**Problem to solve**. Return every line below in which "Domenico" appears.

**Stored records**.
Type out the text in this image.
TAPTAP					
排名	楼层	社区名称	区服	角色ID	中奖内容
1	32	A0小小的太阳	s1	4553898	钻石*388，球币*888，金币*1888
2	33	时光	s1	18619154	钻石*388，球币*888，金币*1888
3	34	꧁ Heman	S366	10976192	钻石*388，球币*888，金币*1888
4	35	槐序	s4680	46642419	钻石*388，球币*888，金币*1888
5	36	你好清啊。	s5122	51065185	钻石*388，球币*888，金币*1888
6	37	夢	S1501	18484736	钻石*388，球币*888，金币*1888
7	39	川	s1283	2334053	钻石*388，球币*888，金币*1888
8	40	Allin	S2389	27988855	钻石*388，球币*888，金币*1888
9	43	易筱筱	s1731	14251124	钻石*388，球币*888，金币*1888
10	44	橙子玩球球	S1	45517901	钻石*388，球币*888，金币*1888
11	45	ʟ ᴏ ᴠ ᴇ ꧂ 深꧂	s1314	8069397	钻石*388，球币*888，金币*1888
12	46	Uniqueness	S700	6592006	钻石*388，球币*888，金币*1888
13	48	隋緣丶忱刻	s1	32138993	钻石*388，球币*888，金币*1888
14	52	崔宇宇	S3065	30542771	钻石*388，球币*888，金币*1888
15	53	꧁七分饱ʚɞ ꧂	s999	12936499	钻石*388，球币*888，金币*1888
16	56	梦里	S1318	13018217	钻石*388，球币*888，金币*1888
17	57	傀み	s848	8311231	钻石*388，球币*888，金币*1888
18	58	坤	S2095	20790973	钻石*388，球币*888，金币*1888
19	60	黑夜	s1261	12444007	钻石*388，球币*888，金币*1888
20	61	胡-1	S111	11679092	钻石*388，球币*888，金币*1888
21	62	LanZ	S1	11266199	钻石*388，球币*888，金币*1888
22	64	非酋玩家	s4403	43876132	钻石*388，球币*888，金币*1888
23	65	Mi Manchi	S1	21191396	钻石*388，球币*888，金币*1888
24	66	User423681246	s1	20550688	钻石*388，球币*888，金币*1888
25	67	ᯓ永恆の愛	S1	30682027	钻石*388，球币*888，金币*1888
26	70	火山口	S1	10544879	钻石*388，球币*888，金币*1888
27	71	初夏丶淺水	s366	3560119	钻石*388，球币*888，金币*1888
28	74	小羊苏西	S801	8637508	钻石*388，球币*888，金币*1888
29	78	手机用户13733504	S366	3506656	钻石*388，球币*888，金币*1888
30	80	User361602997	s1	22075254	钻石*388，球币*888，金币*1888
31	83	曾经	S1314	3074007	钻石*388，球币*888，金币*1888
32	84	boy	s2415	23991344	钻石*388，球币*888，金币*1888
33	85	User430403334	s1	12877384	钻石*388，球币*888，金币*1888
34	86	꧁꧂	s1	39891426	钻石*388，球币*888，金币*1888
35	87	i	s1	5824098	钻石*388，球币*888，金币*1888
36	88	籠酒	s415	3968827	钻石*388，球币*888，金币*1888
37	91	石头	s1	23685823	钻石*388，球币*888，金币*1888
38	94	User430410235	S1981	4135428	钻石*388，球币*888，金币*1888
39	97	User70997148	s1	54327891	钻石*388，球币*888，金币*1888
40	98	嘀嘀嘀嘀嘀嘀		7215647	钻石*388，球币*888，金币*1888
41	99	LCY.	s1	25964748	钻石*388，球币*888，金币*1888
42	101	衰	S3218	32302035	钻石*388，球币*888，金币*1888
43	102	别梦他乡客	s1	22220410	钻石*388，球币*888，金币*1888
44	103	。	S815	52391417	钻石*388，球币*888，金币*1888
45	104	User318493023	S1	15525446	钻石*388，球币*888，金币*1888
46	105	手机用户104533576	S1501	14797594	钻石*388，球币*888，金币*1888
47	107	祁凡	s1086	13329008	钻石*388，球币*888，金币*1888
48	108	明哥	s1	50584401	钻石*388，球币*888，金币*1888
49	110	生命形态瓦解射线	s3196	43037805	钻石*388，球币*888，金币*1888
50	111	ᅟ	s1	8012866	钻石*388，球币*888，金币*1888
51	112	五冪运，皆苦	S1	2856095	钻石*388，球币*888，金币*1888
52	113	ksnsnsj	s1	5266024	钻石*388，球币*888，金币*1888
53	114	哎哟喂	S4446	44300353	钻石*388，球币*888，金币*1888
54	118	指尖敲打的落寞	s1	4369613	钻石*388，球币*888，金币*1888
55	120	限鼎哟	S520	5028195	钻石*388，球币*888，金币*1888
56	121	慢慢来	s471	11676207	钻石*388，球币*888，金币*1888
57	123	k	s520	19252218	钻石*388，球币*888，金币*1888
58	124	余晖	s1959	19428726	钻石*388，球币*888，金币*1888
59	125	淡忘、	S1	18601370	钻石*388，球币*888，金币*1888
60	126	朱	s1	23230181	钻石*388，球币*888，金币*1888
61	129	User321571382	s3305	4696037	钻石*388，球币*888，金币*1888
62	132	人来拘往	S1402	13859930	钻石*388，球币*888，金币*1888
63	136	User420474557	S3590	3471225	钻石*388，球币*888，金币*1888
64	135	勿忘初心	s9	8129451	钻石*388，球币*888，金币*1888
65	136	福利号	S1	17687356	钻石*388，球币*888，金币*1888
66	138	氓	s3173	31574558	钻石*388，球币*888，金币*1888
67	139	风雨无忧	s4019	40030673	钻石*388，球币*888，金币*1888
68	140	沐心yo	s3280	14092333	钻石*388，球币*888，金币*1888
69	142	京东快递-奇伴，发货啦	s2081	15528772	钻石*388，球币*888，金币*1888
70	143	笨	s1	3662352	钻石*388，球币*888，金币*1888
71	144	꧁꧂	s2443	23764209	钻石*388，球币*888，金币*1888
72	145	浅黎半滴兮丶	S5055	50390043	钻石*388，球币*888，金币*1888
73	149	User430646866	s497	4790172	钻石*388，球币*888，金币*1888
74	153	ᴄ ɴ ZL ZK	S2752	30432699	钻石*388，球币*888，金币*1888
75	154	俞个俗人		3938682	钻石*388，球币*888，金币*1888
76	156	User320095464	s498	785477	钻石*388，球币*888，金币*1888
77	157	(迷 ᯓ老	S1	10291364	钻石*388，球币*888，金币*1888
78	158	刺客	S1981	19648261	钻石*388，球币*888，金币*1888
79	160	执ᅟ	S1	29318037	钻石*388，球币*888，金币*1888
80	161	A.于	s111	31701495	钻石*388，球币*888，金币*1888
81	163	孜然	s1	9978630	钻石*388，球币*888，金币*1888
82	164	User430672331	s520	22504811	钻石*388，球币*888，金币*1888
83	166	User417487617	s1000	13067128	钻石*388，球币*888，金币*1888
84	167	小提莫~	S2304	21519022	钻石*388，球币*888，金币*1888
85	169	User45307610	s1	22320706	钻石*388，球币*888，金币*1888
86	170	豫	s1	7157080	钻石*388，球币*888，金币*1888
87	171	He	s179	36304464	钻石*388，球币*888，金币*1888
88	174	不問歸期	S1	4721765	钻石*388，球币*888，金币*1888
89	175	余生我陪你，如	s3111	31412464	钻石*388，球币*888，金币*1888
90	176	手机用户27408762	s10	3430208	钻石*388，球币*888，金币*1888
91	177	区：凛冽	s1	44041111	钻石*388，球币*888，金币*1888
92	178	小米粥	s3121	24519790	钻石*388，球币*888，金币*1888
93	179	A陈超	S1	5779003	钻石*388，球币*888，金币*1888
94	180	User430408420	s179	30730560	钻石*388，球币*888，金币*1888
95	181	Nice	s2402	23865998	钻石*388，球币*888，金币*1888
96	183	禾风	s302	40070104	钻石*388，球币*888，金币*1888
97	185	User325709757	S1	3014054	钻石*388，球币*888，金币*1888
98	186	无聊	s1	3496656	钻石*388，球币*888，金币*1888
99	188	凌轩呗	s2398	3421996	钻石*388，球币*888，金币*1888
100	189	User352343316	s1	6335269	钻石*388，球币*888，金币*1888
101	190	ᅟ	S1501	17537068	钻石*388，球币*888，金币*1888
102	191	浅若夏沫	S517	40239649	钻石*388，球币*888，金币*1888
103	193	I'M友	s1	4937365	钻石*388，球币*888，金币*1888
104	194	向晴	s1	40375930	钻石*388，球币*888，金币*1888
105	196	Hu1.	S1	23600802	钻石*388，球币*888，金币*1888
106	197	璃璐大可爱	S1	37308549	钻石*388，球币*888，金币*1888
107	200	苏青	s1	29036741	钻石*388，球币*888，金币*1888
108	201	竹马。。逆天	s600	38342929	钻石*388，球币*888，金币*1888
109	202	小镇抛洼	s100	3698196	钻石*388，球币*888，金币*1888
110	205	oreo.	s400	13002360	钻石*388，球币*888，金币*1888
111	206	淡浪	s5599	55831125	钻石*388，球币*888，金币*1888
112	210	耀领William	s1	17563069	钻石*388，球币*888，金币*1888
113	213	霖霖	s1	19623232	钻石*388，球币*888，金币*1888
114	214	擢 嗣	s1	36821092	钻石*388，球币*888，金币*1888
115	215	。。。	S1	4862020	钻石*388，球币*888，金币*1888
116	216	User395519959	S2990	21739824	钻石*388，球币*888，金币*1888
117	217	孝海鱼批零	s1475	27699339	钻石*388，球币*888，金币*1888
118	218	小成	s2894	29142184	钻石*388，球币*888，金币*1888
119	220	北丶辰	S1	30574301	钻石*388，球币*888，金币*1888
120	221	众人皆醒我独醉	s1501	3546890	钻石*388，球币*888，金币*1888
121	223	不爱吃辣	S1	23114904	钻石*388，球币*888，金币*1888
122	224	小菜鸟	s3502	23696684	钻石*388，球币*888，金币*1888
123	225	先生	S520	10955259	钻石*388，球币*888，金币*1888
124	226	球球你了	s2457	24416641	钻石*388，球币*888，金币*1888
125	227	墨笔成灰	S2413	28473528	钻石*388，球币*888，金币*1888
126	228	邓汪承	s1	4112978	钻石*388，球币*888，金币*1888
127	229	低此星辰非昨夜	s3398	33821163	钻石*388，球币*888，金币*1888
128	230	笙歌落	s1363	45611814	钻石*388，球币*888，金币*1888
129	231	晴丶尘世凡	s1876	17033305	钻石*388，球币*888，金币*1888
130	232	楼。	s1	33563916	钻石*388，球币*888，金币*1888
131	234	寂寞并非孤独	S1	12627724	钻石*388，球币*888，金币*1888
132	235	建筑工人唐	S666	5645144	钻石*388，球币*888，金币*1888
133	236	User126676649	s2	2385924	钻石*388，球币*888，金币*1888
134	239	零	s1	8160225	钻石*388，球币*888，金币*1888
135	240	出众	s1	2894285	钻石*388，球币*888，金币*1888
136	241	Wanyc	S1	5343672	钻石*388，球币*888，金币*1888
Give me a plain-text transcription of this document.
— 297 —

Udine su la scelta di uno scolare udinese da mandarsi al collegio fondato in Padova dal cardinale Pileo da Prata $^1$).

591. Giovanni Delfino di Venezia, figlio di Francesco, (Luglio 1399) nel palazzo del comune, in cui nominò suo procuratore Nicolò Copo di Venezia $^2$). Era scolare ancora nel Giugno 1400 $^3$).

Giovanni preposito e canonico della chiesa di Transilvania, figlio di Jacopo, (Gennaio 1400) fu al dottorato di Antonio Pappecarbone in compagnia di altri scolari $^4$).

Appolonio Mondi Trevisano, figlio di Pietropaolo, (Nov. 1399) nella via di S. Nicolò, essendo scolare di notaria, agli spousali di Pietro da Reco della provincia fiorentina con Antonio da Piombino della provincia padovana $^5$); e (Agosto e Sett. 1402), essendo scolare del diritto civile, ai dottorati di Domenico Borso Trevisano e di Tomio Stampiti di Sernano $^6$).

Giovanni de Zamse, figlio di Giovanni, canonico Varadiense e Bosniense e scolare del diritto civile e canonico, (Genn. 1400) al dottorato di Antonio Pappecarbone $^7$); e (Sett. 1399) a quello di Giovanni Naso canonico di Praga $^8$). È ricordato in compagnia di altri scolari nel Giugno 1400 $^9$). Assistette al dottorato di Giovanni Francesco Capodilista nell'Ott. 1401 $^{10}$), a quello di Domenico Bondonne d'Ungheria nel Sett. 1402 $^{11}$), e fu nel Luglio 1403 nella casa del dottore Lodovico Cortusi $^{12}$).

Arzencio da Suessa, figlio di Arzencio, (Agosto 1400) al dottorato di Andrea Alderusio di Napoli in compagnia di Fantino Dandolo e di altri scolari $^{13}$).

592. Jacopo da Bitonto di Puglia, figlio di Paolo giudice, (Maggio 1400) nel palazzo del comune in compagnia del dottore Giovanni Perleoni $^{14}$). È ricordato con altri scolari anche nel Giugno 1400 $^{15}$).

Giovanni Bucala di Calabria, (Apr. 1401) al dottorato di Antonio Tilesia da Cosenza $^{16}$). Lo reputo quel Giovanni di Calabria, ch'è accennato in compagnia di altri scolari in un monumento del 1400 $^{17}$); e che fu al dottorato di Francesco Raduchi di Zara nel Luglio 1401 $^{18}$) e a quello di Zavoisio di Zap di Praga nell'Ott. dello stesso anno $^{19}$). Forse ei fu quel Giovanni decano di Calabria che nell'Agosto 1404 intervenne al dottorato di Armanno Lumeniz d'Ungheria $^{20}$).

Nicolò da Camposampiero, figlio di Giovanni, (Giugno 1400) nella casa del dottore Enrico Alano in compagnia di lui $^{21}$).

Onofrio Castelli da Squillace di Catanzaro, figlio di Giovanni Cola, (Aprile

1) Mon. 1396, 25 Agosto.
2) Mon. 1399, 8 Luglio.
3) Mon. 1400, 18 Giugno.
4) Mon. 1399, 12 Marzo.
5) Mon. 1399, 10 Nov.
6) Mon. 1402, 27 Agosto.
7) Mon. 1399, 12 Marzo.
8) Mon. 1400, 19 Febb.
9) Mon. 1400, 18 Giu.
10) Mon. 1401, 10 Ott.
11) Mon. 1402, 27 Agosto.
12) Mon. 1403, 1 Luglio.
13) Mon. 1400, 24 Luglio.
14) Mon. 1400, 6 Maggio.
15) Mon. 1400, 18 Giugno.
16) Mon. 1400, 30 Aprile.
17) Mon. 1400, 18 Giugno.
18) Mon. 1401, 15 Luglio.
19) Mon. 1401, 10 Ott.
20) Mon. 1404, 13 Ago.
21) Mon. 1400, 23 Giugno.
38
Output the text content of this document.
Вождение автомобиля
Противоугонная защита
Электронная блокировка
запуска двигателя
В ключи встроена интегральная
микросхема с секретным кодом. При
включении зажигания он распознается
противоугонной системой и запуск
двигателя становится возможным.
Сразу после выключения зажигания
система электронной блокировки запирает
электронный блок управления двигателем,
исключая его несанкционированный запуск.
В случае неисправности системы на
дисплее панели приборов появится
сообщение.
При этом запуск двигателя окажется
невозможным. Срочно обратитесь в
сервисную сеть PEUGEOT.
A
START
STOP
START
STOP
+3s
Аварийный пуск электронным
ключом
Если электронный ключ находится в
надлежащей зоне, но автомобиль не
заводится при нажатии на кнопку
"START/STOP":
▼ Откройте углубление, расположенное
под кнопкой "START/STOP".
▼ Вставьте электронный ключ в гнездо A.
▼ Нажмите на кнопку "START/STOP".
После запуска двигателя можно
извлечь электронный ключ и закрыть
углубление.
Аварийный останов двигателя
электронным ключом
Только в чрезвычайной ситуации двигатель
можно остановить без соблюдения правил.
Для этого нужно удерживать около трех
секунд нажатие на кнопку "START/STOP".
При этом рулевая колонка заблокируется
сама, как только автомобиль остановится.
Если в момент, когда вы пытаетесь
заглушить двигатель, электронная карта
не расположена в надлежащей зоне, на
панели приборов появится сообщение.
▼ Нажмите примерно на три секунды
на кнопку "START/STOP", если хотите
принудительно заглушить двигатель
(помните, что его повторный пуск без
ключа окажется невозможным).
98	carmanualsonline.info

**Solution to this exercise**.
Appolonio Mondi Trevisano, figlio di Pietropaolo, (Nov. 1399) nella via di S. Nicolò, essendo scolare di notaria, agli spousali di Pietro da Reco della provincia fiorentina con Antonio da Piombino della provincia padovana $^5$); e (Agosto e Sett. 1402), essendo scolare del diritto civile, ai dottorati di Domenico Borso Trevisano e di Tomio Stampiti di Sernano $^6$).
Giovanni de Zamse, figlio di Giovanni, canonico Varadiense e Bosniense e scolare del diritto civile e canonico, (Genn. 1400) al dottorato di Antonio Pappecarbone $^7$); e (Sett. 1399) a quello di Giovanni Naso canonico di Praga $^8$). È ricordato in compagnia di altri scolari nel Giugno 1400 $^9$). Assistette al dottorato di Giovanni Francesco Capodilista nell'Ott. 1401 $^{10}$), a quello di Domenico Bondonne d'Ungheria nel Sett. 1402 $^{11}$), e fu nel Luglio 1403 nella casa del dottore Lodovico Cortusi $^{12}$).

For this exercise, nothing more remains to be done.